** Opening Extracted text block **

Answer: "Ask The Dust" by John Fante

Although by no means a literary giant, John Fante carved out a niche for himself and has an immediately recognizable tone. However, that voice has spent most of its life being ignored and his stuff spent a long time out of print. There was a resurgence in interest in the 1970s, partly thanks to Fante's number one fan Charles Bukowski, and then once again in the 2000s. "Ask The Dust" has even been made into a reasonably successful (artistically speaking) film.

His writing manages to blend fairly prosaic themes of the drudgery of daily life, family relationships, and identity with highly-charged emotional despair and a yearning for love.

Fante managed to earn his crust by writing for film and television, the most widely known film he worked on is "Walk On The Wild Side" (1962).

"Four Lane Road" by Hopper is a painting. "Furious Seasons" by Carver is a collection of short stories. "Green Eggs and Ham" is a childhood favourite of mine.
9. This novel (published in 1964) was described by a British judge as "a book which dealt with homosexuality, prostitution, drug-taking and sexual perversion" at an obscenity trial its publishers were put through. It was made into a film in 1989. Its author also wrote "Requiem for a Dream". Which novel starts with the following lines? "They sprawled along the counter and on the chairs. Another night. Another drag of a night in the Greeks, a beatup all night diner near the Brooklyn Armybase. Once in a while a doggie or seaman came in for a hamburger and played the jukebox. But they usually played some goddam hillbilly record. "

** Closing Extracted text block **
** Opening Extracted records block **

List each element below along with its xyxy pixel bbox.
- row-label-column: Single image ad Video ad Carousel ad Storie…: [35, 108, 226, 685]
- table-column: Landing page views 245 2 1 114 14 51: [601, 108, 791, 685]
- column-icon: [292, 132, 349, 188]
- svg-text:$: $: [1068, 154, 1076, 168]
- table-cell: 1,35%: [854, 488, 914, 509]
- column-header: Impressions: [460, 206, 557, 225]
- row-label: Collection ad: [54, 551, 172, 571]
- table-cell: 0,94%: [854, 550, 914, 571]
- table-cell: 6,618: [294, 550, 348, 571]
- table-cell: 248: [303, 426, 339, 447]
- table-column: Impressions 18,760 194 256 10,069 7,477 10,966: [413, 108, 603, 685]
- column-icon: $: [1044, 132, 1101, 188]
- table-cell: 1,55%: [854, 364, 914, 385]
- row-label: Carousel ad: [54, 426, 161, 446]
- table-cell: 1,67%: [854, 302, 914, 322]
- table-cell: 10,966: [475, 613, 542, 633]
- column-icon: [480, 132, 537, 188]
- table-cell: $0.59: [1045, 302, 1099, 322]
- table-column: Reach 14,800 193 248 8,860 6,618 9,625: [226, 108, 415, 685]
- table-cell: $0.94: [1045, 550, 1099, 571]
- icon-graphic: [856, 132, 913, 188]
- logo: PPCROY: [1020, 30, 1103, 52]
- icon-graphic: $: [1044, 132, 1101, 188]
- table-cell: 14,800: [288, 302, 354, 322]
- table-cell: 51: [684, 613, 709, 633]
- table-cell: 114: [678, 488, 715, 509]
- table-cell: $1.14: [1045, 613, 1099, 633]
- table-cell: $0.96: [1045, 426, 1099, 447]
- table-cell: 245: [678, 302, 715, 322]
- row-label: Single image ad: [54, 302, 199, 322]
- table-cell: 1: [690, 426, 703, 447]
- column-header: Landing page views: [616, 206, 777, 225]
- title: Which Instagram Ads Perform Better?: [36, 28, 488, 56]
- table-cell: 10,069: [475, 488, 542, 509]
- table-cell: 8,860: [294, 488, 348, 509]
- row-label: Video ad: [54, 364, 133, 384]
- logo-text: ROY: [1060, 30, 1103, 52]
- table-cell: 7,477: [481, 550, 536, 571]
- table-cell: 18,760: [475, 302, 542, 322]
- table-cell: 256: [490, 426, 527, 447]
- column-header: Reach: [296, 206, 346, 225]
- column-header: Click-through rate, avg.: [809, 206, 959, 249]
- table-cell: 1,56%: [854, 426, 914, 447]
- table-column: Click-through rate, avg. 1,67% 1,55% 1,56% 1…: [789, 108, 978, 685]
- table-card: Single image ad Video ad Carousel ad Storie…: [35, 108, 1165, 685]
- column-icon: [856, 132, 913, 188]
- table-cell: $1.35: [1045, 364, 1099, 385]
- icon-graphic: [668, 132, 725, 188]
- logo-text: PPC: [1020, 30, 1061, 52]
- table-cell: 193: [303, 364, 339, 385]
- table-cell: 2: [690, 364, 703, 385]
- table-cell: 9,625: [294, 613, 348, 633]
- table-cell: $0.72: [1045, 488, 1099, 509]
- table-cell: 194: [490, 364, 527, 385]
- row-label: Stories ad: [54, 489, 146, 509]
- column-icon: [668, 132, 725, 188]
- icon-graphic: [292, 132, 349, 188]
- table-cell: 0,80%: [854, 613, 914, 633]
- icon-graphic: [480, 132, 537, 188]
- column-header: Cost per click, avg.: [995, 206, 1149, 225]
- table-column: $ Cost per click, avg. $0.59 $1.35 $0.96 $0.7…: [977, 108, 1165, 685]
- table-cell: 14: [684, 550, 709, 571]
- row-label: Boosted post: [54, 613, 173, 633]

** Closing Extracted records block **

§ Problem set:
(A) Return the passage of the John Fante text starting at "Fante managed to" and ending at "favourite of mine.".
(B) In the John Fante text, which film that Fante worked on is named as the most widely known?
(C) Continue the John Fante text from the point where it stops.
This material comes from a separate source.

§ Answers by item number:
(A)
Fante managed to earn his crust by writing for film and television, the most widely known film he worked on is "Walk On The Wild Side" (1962).

"Four Lane Road" by Hopper is a painting. "Furious Seasons" by Carver is a collection of short stories. "Green Eggs and Ham" is a childhood favourite of mine.

(B) "Walk On The Wild Side" (1962).

(C)
Answer: "Last Exit To Brooklyn" by Hubert Selby Jr

"Last Exit to Brooklyn" is split into six parts, each introduced with a passage from the bible, and although the six parts taken together make the novel, they also work as individual pieces.

The book, like most of Selby's writing, is uncompromising in its depressing portrayal of the underside of life (in this case in Brooklyn in the 1950s), but what the book's detractors miss is Selby's compassion. If he has a message it is: be kinder to each other.

Hubert Selby, Jr. was a native Brooklynite, and he lived there most of his life. He contracted tuberculosis while in the Merchant Navy and had poor health for the rest of his life because of it. He took to writing as he was physically incapable of doing much else. His lack of formal education led to one of the idiosyncrasies of his writing; a very liberal approach to punctuation. His work is also recognizable for his use of vernacular and his phonetic transcription of it.

Music trivia: "Last Exit To Brooklyn"'s third part is called "The Queen Is Dead", which is where The Smiths got the title for their third album.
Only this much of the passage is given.